-- Data for this exercise start --
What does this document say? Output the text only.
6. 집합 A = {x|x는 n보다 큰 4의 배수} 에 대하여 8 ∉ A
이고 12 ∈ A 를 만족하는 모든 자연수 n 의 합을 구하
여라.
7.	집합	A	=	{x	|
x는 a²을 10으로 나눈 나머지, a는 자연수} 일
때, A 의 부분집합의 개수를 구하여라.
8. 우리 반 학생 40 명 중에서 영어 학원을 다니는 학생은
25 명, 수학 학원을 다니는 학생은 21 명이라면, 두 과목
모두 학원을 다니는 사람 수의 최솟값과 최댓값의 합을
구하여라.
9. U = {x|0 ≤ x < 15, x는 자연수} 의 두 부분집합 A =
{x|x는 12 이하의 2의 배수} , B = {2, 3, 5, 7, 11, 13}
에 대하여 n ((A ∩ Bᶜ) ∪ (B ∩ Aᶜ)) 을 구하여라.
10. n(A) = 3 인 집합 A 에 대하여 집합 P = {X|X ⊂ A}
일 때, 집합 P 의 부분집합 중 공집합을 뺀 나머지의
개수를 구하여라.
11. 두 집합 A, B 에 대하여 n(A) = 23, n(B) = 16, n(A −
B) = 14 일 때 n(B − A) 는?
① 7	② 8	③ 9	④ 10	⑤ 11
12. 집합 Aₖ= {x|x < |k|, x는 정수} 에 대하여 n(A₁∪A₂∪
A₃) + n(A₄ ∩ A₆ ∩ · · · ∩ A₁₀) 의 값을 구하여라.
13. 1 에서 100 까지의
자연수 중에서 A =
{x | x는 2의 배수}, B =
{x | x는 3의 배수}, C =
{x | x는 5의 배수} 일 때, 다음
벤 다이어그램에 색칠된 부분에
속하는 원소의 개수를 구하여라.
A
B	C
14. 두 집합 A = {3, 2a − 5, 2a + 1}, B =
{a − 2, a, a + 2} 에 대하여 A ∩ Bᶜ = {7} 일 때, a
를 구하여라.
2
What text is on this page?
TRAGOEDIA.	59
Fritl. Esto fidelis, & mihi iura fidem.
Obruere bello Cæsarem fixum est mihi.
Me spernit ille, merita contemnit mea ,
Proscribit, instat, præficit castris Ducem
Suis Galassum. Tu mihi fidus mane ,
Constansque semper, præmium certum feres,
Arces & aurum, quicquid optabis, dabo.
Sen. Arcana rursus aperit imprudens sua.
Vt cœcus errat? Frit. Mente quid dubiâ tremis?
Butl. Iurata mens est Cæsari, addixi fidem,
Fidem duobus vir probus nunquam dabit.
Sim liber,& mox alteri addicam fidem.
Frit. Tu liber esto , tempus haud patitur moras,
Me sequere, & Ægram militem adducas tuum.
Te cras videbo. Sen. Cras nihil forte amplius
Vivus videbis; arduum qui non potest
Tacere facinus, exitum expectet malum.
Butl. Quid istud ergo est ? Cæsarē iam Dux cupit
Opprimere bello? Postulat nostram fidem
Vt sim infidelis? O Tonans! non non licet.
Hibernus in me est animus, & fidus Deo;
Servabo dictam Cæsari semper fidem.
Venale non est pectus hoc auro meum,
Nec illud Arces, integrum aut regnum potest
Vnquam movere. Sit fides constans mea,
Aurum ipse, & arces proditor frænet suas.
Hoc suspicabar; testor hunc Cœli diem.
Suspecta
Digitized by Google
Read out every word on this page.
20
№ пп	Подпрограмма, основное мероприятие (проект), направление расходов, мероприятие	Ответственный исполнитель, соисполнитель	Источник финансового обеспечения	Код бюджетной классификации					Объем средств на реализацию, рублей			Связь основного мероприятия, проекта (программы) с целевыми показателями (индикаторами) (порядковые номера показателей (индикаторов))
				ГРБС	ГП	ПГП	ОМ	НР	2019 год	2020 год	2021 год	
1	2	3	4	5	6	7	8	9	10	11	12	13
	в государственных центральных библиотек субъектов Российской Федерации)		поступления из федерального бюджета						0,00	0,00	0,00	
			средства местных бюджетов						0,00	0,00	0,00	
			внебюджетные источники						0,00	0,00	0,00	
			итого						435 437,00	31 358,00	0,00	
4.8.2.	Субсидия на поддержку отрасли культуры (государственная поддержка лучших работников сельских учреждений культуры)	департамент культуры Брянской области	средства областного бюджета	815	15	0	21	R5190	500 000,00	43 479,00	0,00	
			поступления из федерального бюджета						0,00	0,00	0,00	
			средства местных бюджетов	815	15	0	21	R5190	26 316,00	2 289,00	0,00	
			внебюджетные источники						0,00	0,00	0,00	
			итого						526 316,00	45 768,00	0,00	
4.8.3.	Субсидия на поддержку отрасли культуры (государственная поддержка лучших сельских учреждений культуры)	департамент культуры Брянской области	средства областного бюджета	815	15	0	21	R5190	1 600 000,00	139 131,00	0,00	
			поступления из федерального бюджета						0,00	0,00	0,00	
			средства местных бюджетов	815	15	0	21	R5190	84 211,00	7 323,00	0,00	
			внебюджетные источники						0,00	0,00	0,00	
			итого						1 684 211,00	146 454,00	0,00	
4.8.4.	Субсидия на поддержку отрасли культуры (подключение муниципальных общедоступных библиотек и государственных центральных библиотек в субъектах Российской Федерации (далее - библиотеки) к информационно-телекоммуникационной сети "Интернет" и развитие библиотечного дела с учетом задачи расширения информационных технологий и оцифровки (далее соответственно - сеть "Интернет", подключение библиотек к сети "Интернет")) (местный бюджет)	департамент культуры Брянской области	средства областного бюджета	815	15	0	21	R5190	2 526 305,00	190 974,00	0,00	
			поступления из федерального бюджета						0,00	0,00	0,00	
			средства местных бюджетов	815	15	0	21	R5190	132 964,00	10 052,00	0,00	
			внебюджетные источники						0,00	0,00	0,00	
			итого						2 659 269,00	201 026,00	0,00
-- Data for this exercise end --
Exercise:
Scan the material for lines with the word "text", and copy each line you find.

Full solution:
What does this document say? Output the text only.
What text is on this page?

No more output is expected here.